----- Excerpted data -----

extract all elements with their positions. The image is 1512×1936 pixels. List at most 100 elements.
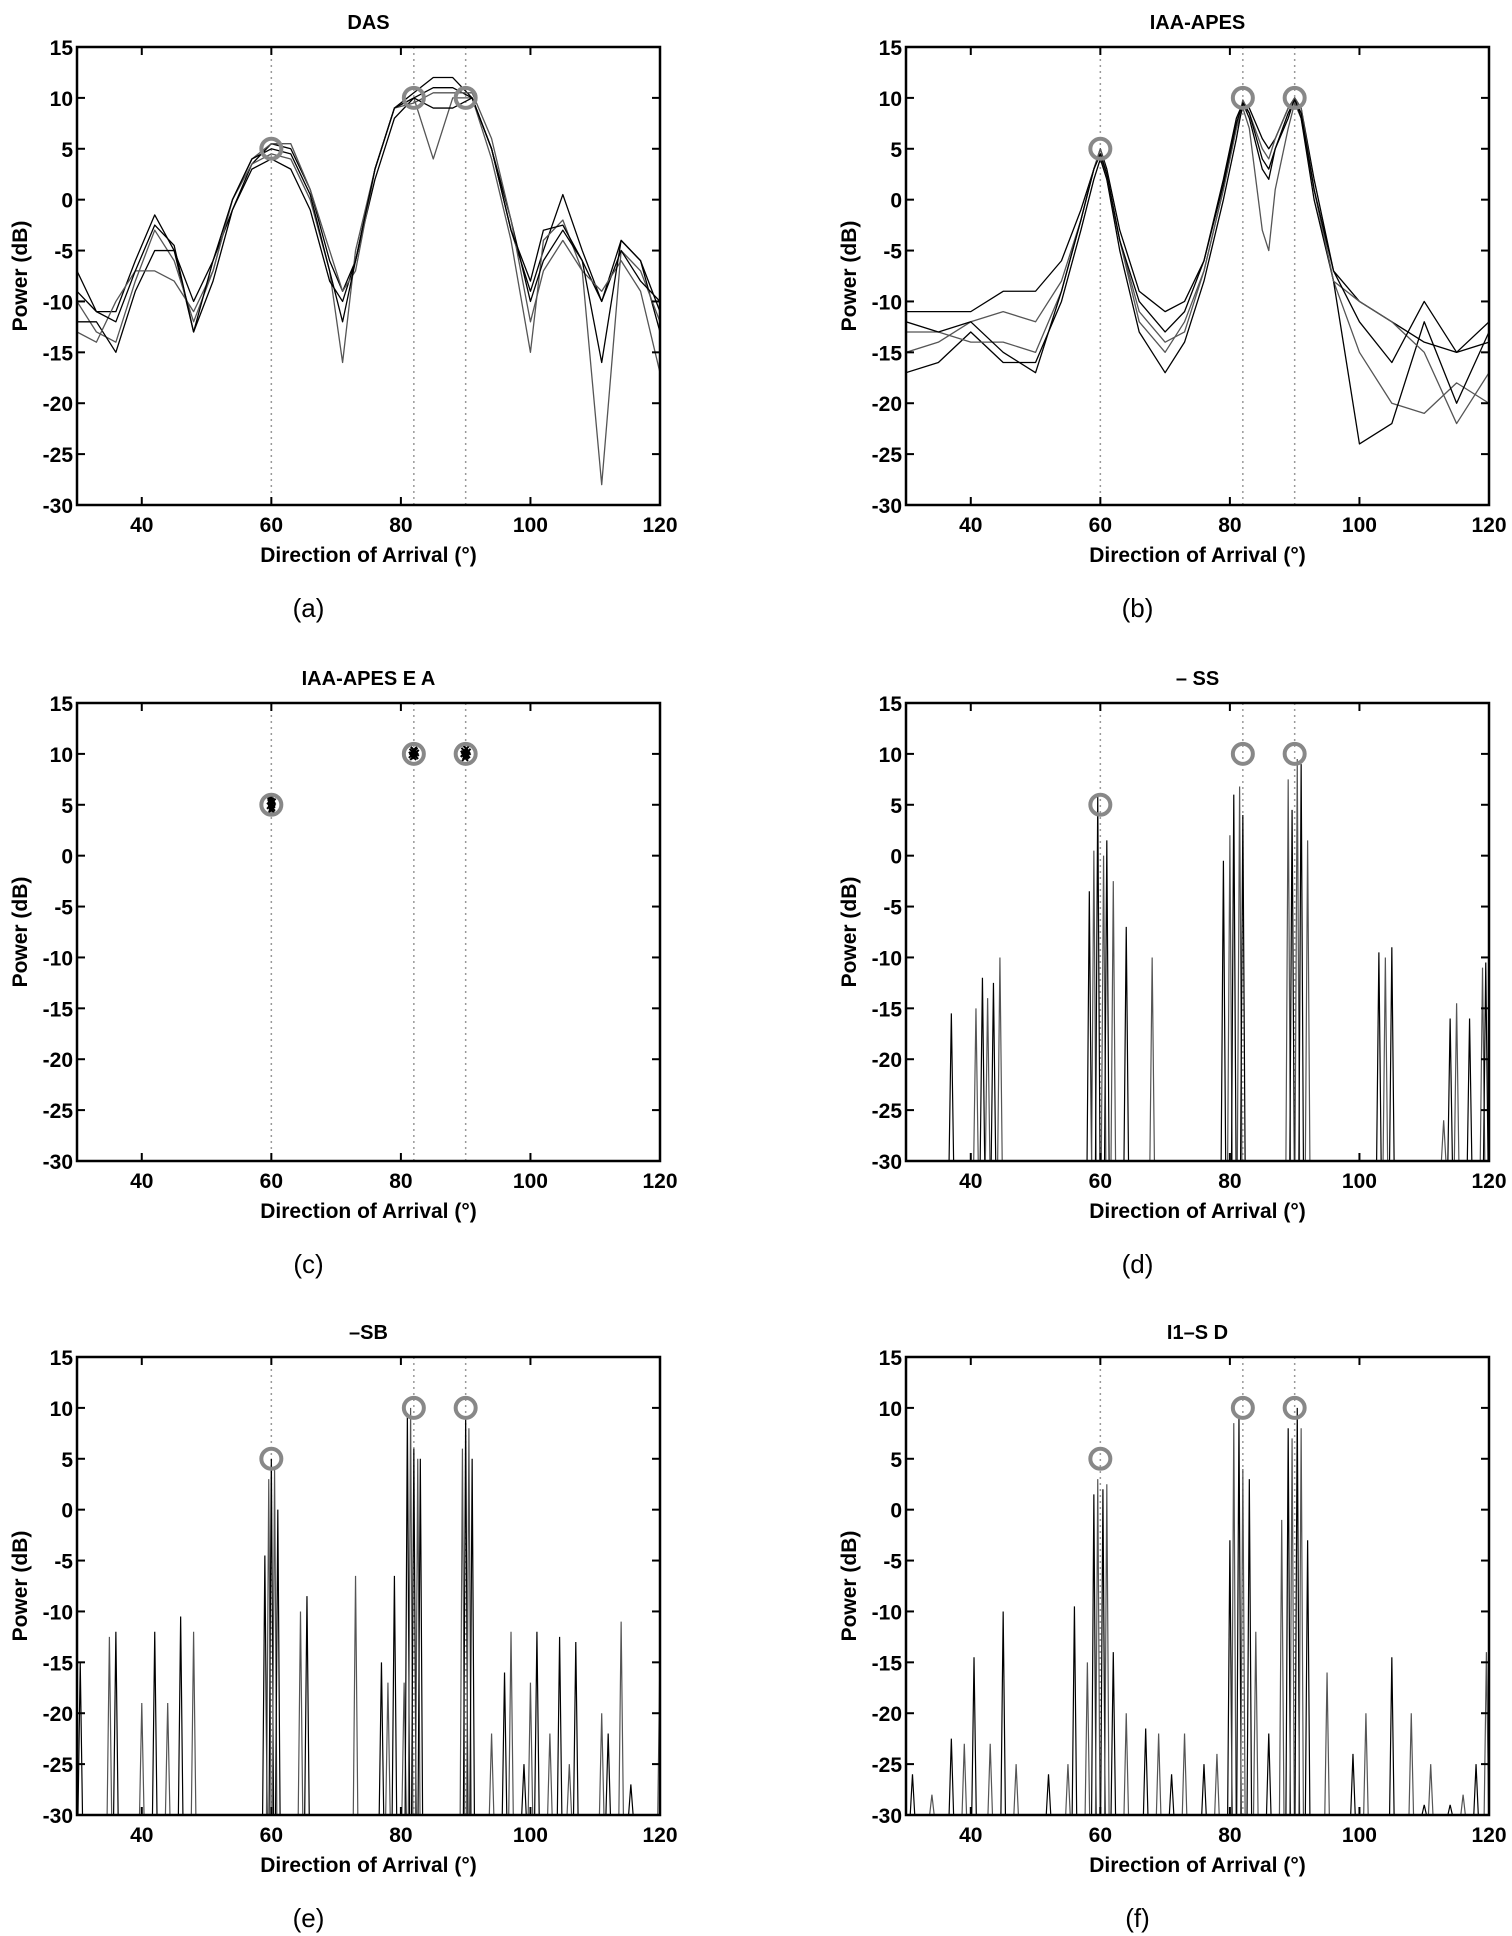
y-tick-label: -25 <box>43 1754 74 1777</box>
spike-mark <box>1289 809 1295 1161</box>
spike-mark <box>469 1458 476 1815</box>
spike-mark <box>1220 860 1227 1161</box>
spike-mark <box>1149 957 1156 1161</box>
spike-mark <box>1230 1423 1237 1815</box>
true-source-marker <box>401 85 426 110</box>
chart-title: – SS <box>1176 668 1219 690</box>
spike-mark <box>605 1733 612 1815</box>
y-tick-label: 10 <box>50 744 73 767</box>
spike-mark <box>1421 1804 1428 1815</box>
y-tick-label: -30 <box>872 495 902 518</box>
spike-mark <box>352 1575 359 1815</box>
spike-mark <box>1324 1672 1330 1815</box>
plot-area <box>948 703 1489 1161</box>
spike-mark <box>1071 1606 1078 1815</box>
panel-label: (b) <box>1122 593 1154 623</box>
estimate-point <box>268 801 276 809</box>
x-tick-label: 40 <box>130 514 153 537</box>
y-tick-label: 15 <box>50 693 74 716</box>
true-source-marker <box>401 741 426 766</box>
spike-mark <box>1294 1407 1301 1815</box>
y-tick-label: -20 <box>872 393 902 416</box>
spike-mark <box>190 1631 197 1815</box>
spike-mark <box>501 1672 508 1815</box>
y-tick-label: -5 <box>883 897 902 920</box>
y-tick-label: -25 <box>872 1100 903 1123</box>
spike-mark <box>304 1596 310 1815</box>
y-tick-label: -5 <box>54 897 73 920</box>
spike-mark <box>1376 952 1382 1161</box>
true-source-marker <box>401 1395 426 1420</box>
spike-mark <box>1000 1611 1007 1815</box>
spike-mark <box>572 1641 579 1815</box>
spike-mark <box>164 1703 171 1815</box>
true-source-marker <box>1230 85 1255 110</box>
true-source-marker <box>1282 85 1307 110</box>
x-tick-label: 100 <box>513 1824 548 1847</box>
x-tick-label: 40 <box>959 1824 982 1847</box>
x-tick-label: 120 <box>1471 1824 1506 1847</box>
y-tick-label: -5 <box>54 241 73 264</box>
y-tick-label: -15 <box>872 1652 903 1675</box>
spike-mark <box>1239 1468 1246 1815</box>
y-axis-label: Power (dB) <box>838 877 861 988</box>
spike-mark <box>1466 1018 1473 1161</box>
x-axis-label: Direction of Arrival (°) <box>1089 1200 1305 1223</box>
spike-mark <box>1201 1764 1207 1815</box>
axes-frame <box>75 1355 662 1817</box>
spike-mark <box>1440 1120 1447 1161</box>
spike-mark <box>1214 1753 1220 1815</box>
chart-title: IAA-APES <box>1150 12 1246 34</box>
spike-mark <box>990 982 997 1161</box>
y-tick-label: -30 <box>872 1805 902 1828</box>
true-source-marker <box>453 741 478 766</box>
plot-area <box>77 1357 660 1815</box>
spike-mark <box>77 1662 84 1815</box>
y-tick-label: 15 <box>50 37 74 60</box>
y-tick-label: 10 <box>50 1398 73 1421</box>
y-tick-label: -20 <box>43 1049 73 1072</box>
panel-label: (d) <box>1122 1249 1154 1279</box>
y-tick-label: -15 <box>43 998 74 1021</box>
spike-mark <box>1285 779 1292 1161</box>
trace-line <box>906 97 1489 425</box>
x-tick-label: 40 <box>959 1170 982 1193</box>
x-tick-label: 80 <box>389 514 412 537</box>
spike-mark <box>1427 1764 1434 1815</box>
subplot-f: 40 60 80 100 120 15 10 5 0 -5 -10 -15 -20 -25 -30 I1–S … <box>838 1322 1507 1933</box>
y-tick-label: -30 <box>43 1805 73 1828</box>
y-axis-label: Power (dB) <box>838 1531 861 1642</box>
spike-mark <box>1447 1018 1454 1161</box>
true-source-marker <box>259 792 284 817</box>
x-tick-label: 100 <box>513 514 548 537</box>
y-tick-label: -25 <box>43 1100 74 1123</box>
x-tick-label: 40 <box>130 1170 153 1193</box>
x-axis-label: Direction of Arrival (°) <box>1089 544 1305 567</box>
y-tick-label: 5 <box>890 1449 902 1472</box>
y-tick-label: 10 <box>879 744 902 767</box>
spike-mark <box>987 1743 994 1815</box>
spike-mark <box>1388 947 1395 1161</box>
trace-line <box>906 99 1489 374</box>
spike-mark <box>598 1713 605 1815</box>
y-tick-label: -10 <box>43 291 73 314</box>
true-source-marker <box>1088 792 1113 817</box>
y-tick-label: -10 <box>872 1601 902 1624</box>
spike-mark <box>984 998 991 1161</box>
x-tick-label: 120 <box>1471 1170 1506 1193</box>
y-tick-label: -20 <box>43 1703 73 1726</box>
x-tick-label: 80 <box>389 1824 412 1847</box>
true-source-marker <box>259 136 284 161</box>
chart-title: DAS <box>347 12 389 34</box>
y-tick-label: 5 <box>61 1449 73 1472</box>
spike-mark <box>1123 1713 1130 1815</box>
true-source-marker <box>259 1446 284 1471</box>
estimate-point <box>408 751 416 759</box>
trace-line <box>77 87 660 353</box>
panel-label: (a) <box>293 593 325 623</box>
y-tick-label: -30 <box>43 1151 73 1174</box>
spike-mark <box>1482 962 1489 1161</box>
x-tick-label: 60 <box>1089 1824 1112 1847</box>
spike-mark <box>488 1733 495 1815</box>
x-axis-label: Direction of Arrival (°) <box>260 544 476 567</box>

-----

Problem requirements:
Return every line of the listing above word for word, leaving out the pictures.

Solution to the exercise:
extract all elements with their positions. The image is 1512×1936 pixels. List at most 100 elements.
y-tick-label: -25 <box>43 1754 74 1777</box>
spike-mark <box>1289 809 1295 1161</box>
spike-mark <box>469 1458 476 1815</box>
spike-mark <box>1220 860 1227 1161</box>
spike-mark <box>1149 957 1156 1161</box>
spike-mark <box>1230 1423 1237 1815</box>
true-source-marker <box>401 85 426 110</box>
chart-title: – SS <box>1176 668 1219 690</box>
spike-mark <box>605 1733 612 1815</box>
y-tick-label: 10 <box>50 744 73 767</box>
spike-mark <box>1421 1804 1428 1815</box>
y-tick-label: -30 <box>872 495 902 518</box>
spike-mark <box>352 1575 359 1815</box>
spike-mark <box>1324 1672 1330 1815</box>
plot-area <box>948 703 1489 1161</box>
spike-mark <box>1071 1606 1078 1815</box>
panel-label: (b) <box>1122 593 1154 623</box>
estimate-point <box>268 801 276 809</box>
x-tick-label: 40 <box>130 514 153 537</box>
y-tick-label: 15 <box>50 693 74 716</box>
true-source-marker <box>401 741 426 766</box>
spike-mark <box>1294 1407 1301 1815</box>
y-tick-label: -20 <box>872 393 902 416</box>
spike-mark <box>190 1631 197 1815</box>
spike-mark <box>501 1672 508 1815</box>
y-tick-label: -5 <box>883 897 902 920</box>
y-tick-label: -25 <box>872 1100 903 1123</box>
spike-mark <box>304 1596 310 1815</box>
y-tick-label: -5 <box>54 897 73 920</box>
spike-mark <box>1376 952 1382 1161</box>
true-source-marker <box>401 1395 426 1420</box>
spike-mark <box>1000 1611 1007 1815</box>
spike-mark <box>572 1641 579 1815</box>
spike-mark <box>164 1703 171 1815</box>
true-source-marker <box>1230 85 1255 110</box>
true-source-marker <box>1282 85 1307 110</box>
x-tick-label: 100 <box>513 1824 548 1847</box>
x-tick-label: 40 <box>959 1824 982 1847</box>
x-tick-label: 120 <box>1471 1824 1506 1847</box>
y-tick-label: -5 <box>54 241 73 264</box>
y-tick-label: -15 <box>872 1652 903 1675</box>
spike-mark <box>1239 1468 1246 1815</box>
y-axis-label: Power (dB) <box>838 877 861 988</box>
spike-mark <box>1466 1018 1473 1161</box>
x-axis-label: Direction of Arrival (°) <box>1089 1200 1305 1223</box>
spike-mark <box>1201 1764 1207 1815</box>
axes-frame <box>75 1355 662 1817</box>
spike-mark <box>1440 1120 1447 1161</box>
spike-mark <box>1214 1753 1220 1815</box>
chart-title: IAA-APES <box>1150 12 1246 34</box>
spike-mark <box>990 982 997 1161</box>
y-tick-label: -30 <box>872 1805 902 1828</box>
true-source-marker <box>453 741 478 766</box>
plot-area <box>77 1357 660 1815</box>
spike-mark <box>77 1662 84 1815</box>
y-tick-label: 15 <box>50 37 74 60</box>
y-tick-label: 10 <box>50 1398 73 1421</box>
y-tick-label: -20 <box>43 1049 73 1072</box>
panel-label: (d) <box>1122 1249 1154 1279</box>
y-tick-label: -15 <box>43 998 74 1021</box>
spike-mark <box>1285 779 1292 1161</box>
trace-line <box>906 97 1489 425</box>
x-tick-label: 40 <box>959 1170 982 1193</box>
x-tick-label: 80 <box>389 514 412 537</box>
spike-mark <box>1427 1764 1434 1815</box>
subplot-f: 40 60 80 100 120 15 10 5 0 -5 -10 -15 -20 -25 -30 I1–S … <box>838 1322 1507 1933</box>
y-tick-label: -30 <box>43 1805 73 1828</box>
y-axis-label: Power (dB) <box>838 1531 861 1642</box>
spike-mark <box>1447 1018 1454 1161</box>
true-source-marker <box>259 792 284 817</box>
x-tick-label: 100 <box>513 514 548 537</box>
y-tick-label: -25 <box>43 1100 74 1123</box>
x-tick-label: 40 <box>130 1170 153 1193</box>
x-axis-label: Direction of Arrival (°) <box>1089 544 1305 567</box>
y-tick-label: 5 <box>890 1449 902 1472</box>
y-tick-label: 10 <box>879 744 902 767</box>
spike-mark <box>987 1743 994 1815</box>
spike-mark <box>1388 947 1395 1161</box>
trace-line <box>906 99 1489 374</box>
spike-mark <box>598 1713 605 1815</box>
y-tick-label: -10 <box>43 291 73 314</box>
true-source-marker <box>1088 792 1113 817</box>
y-tick-label: -10 <box>872 1601 902 1624</box>
spike-mark <box>984 998 991 1161</box>
x-tick-label: 120 <box>1471 1170 1506 1193</box>
y-tick-label: -20 <box>43 1703 73 1726</box>
x-tick-label: 80 <box>389 1824 412 1847</box>
true-source-marker <box>259 136 284 161</box>
chart-title: DAS <box>347 12 389 34</box>
y-tick-label: 5 <box>61 1449 73 1472</box>
spike-mark <box>1123 1713 1130 1815</box>
true-source-marker <box>259 1446 284 1471</box>
estimate-point <box>408 751 416 759</box>
trace-line <box>77 87 660 353</box>
panel-label: (a) <box>293 593 325 623</box>
y-tick-label: -30 <box>43 1151 73 1174</box>
spike-mark <box>1482 962 1489 1161</box>
x-tick-label: 60 <box>1089 1824 1112 1847</box>
spike-mark <box>488 1733 495 1815</box>
x-axis-label: Direction of Arrival (°) <box>260 544 476 567</box>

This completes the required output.